##### SOURCE DATA

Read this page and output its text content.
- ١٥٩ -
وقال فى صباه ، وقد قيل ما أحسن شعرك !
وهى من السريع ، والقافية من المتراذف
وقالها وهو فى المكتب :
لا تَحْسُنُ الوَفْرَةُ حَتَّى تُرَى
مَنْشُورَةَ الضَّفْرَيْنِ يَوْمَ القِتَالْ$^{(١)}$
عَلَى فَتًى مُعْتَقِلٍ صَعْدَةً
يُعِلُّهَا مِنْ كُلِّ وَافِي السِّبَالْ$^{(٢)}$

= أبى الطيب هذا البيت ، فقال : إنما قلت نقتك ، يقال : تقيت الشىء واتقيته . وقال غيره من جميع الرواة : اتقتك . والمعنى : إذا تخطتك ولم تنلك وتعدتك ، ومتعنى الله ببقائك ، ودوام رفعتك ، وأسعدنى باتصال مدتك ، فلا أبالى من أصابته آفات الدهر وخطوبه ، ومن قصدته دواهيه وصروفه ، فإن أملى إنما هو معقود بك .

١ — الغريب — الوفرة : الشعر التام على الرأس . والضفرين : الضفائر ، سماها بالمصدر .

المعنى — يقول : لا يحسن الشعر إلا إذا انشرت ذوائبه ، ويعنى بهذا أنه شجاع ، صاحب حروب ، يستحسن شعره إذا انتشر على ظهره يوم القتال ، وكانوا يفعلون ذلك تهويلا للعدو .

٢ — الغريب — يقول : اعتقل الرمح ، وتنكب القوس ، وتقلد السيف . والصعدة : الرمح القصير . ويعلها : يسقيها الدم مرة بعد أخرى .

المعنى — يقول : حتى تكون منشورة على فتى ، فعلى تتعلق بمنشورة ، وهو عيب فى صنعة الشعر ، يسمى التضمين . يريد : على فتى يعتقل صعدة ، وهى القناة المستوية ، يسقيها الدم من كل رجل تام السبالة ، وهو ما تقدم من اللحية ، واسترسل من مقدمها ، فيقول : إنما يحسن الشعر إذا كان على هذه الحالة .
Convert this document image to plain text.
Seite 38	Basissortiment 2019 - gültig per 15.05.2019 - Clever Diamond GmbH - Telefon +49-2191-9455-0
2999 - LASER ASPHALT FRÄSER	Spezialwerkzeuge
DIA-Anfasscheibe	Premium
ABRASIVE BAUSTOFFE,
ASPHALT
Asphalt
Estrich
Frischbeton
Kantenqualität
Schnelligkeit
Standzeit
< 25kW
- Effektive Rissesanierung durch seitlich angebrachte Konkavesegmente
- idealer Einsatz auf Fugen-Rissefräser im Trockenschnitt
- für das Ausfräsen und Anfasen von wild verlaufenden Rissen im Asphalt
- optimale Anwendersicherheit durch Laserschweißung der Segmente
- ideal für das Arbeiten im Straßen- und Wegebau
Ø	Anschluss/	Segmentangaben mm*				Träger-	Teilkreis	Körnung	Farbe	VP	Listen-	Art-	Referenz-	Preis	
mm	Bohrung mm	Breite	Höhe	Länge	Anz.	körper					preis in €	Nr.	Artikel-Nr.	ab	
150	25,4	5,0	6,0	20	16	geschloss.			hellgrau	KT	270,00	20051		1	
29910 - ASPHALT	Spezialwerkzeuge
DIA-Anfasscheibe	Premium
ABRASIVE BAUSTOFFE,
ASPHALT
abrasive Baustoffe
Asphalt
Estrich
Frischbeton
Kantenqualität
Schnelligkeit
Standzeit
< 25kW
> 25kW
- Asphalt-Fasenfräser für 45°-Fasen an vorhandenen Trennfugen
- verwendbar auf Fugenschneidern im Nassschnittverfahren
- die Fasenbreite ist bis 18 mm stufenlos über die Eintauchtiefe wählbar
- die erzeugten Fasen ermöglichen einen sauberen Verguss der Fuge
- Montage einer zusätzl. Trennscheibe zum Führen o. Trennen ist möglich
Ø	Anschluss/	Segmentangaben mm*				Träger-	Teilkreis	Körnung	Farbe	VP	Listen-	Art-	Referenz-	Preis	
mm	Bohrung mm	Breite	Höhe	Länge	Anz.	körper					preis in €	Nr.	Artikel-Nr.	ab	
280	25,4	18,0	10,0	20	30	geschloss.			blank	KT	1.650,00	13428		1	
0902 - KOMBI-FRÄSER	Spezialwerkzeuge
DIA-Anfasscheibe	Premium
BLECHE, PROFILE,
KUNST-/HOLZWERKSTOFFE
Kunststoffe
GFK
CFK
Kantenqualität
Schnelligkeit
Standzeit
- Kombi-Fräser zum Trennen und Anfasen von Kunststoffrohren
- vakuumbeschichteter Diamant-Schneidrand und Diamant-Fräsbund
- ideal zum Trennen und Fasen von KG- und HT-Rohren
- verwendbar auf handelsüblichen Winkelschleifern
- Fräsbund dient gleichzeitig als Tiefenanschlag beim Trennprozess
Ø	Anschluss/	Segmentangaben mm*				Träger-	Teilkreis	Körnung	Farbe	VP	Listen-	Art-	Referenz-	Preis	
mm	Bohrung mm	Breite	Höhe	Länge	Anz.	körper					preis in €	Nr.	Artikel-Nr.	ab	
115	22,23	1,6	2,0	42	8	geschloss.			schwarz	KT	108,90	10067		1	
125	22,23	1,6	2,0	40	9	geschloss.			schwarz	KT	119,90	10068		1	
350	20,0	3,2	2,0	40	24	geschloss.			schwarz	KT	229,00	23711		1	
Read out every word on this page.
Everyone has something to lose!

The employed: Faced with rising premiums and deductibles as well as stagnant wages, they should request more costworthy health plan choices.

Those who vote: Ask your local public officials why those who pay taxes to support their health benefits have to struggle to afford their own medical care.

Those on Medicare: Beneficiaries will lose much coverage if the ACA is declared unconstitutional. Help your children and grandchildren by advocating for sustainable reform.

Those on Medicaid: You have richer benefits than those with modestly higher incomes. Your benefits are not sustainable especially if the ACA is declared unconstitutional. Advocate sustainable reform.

##########

__GOAL__.
Each line above is to be repeated exactly.

__FINAL RESULT__.
Read this page and output its text content.
- ١٥٩ -
وقال فى صباه ، وقد قيل ما أحسن شعرك !
وهى من السريع ، والقافية من المتراذف
وقالها وهو فى المكتب :
لا تَحْسُنُ الوَفْرَةُ حَتَّى تُرَى
مَنْشُورَةَ الضَّفْرَيْنِ يَوْمَ القِتَالْ$^{(١)}$
عَلَى فَتًى مُعْتَقِلٍ صَعْدَةً
يُعِلُّهَا مِنْ كُلِّ وَافِي السِّبَالْ$^{(٢)}$

= أبى الطيب هذا البيت ، فقال : إنما قلت نقتك ، يقال : تقيت الشىء واتقيته . وقال غيره من جميع الرواة : اتقتك . والمعنى : إذا تخطتك ولم تنلك وتعدتك ، ومتعنى الله ببقائك ، ودوام رفعتك ، وأسعدنى باتصال مدتك ، فلا أبالى من أصابته آفات الدهر وخطوبه ، ومن قصدته دواهيه وصروفه ، فإن أملى إنما هو معقود بك .

١ — الغريب — الوفرة : الشعر التام على الرأس . والضفرين : الضفائر ، سماها بالمصدر .

المعنى — يقول : لا يحسن الشعر إلا إذا انشرت ذوائبه ، ويعنى بهذا أنه شجاع ، صاحب حروب ، يستحسن شعره إذا انتشر على ظهره يوم القتال ، وكانوا يفعلون ذلك تهويلا للعدو .

٢ — الغريب — يقول : اعتقل الرمح ، وتنكب القوس ، وتقلد السيف . والصعدة : الرمح القصير . ويعلها : يسقيها الدم مرة بعد أخرى .

المعنى — يقول : حتى تكون منشورة على فتى ، فعلى تتعلق بمنشورة ، وهو عيب فى صنعة الشعر ، يسمى التضمين . يريد : على فتى يعتقل صعدة ، وهى القناة المستوية ، يسقيها الدم من كل رجل تام السبالة ، وهو ما تقدم من اللحية ، واسترسل من مقدمها ، فيقول : إنما يحسن الشعر إذا كان على هذه الحالة .
Convert this document image to plain text.
Seite 38	Basissortiment 2019 - gültig per 15.05.2019 - Clever Diamond GmbH - Telefon +49-2191-9455-0
2999 - LASER ASPHALT FRÄSER	Spezialwerkzeuge
DIA-Anfasscheibe	Premium
ABRASIVE BAUSTOFFE,
ASPHALT
Asphalt
Estrich
Frischbeton
Kantenqualität
Schnelligkeit
Standzeit
< 25kW
- Effektive Rissesanierung durch seitlich angebrachte Konkavesegmente
- idealer Einsatz auf Fugen-Rissefräser im Trockenschnitt
- für das Ausfräsen und Anfasen von wild verlaufenden Rissen im Asphalt
- optimale Anwendersicherheit durch Laserschweißung der Segmente
- ideal für das Arbeiten im Straßen- und Wegebau
Ø	Anschluss/	Segmentangaben mm*				Träger-	Teilkreis	Körnung	Farbe	VP	Listen-	Art-	Referenz-	Preis	
mm	Bohrung mm	Breite	Höhe	Länge	Anz.	körper					preis in €	Nr.	Artikel-Nr.	ab	
150	25,4	5,0	6,0	20	16	geschloss.			hellgrau	KT	270,00	20051		1	
29910 - ASPHALT	Spezialwerkzeuge
DIA-Anfasscheibe	Premium
ABRASIVE BAUSTOFFE,
ASPHALT
abrasive Baustoffe
Asphalt
Estrich
Frischbeton
Kantenqualität
Schnelligkeit
Standzeit
< 25kW
> 25kW
- Asphalt-Fasenfräser für 45°-Fasen an vorhandenen Trennfugen
- verwendbar auf Fugenschneidern im Nassschnittverfahren
- die Fasenbreite ist bis 18 mm stufenlos über die Eintauchtiefe wählbar
- die erzeugten Fasen ermöglichen einen sauberen Verguss der Fuge
- Montage einer zusätzl. Trennscheibe zum Führen o. Trennen ist möglich
Ø	Anschluss/	Segmentangaben mm*				Träger-	Teilkreis	Körnung	Farbe	VP	Listen-	Art-	Referenz-	Preis	
mm	Bohrung mm	Breite	Höhe	Länge	Anz.	körper					preis in €	Nr.	Artikel-Nr.	ab	
280	25,4	18,0	10,0	20	30	geschloss.			blank	KT	1.650,00	13428		1	
0902 - KOMBI-FRÄSER	Spezialwerkzeuge
DIA-Anfasscheibe	Premium
BLECHE, PROFILE,
KUNST-/HOLZWERKSTOFFE
Kunststoffe
GFK
CFK
Kantenqualität
Schnelligkeit
Standzeit
- Kombi-Fräser zum Trennen und Anfasen von Kunststoffrohren
- vakuumbeschichteter Diamant-Schneidrand und Diamant-Fräsbund
- ideal zum Trennen und Fasen von KG- und HT-Rohren
- verwendbar auf handelsüblichen Winkelschleifern
- Fräsbund dient gleichzeitig als Tiefenanschlag beim Trennprozess
Ø	Anschluss/	Segmentangaben mm*				Träger-	Teilkreis	Körnung	Farbe	VP	Listen-	Art-	Referenz-	Preis	
mm	Bohrung mm	Breite	Höhe	Länge	Anz.	körper					preis in €	Nr.	Artikel-Nr.	ab	
115	22,23	1,6	2,0	42	8	geschloss.			schwarz	KT	108,90	10067		1	
125	22,23	1,6	2,0	40	9	geschloss.			schwarz	KT	119,90	10068		1	
350	20,0	3,2	2,0	40	24	geschloss.			schwarz	KT	229,00	23711		1	
Read out every word on this page.
Everyone has something to lose!

The employed: Faced with rising premiums and deductibles as well as stagnant wages, they should request more costworthy health plan choices.

Those who vote: Ask your local public officials why those who pay taxes to support their health benefits have to struggle to afford their own medical care.

Those on Medicare: Beneficiaries will lose much coverage if the ACA is declared unconstitutional. Help your children and grandchildren by advocating for sustainable reform.

Those on Medicaid: You have richer benefits than those with modestly higher incomes. Your benefits are not sustainable especially if the ACA is declared unconstitutional. Advocate sustainable reform.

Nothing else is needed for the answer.